**Direction:** Reproduce every entry below precisely; do not include the pictures.

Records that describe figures
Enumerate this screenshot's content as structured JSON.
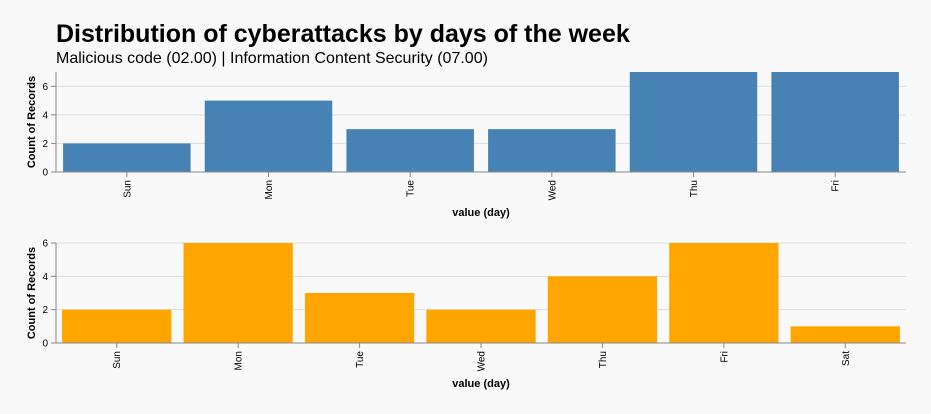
{
  "title": "Distribution of cyberattacks by days of the week",
  "subtitle": "Malicious code (02.00) | Information Content Security (07.00)",
  "chart_data": [
    {
      "type": "bar",
      "xlabel": "value (day)",
      "ylabel": "Count of Records",
      "categories": [
        "Sun",
        "Mon",
        "Tue",
        "Wed",
        "Thu",
        "Fri"
      ],
      "values": [
        2,
        5,
        3,
        3,
        7,
        7
      ],
      "ylim": [
        0,
        7
      ],
      "yticks": [
        0,
        2,
        4,
        6
      ],
      "grid": true,
      "color": "#4682b4"
    },
    {
      "type": "bar",
      "xlabel": "value (day)",
      "ylabel": "Count of Records",
      "categories": [
        "Sun",
        "Mon",
        "Tue",
        "Wed",
        "Thu",
        "Fri",
        "Sat"
      ],
      "values": [
        2,
        6,
        3,
        2,
        4,
        6,
        1
      ],
      "ylim": [
        0,
        6
      ],
      "yticks": [
        0,
        2,
        4,
        6
      ],
      "grid": true,
      "color": "#ffa500"
    }
  ]
}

**Result below:**
Enumerate this screenshot's content as structured JSON.
{
  "title": "Distribution of cyberattacks by days of the week",
  "subtitle": "Malicious code (02.00) | Information Content Security (07.00)",
  "chart_data": [
    {
      "type": "bar",
      "xlabel": "value (day)",
      "ylabel": "Count of Records",
      "categories": [
        "Sun",
        "Mon",
        "Tue",
        "Wed",
        "Thu",
        "Fri"
      ],
      "values": [
        2,
        5,
        3,
        3,
        7,
        7
      ],
      "ylim": [
        0,
        7
      ],
      "yticks": [
        0,
        2,
        4,
        6
      ],
      "grid": true,
      "color": "#4682b4"
    },
    {
      "type": "bar",
      "xlabel": "value (day)",
      "ylabel": "Count of Records",
      "categories": [
        "Sun",
        "Mon",
        "Tue",
        "Wed",
        "Thu",
        "Fri",
        "Sat"
      ],
      "values": [
        2,
        6,
        3,
        2,
        4,
        6,
        1
      ],
      "ylim": [
        0,
        6
      ],
      "yticks": [
        0,
        2,
        4,
        6
      ],
      "grid": true,
      "color": "#ffa500"
    }
  ]
}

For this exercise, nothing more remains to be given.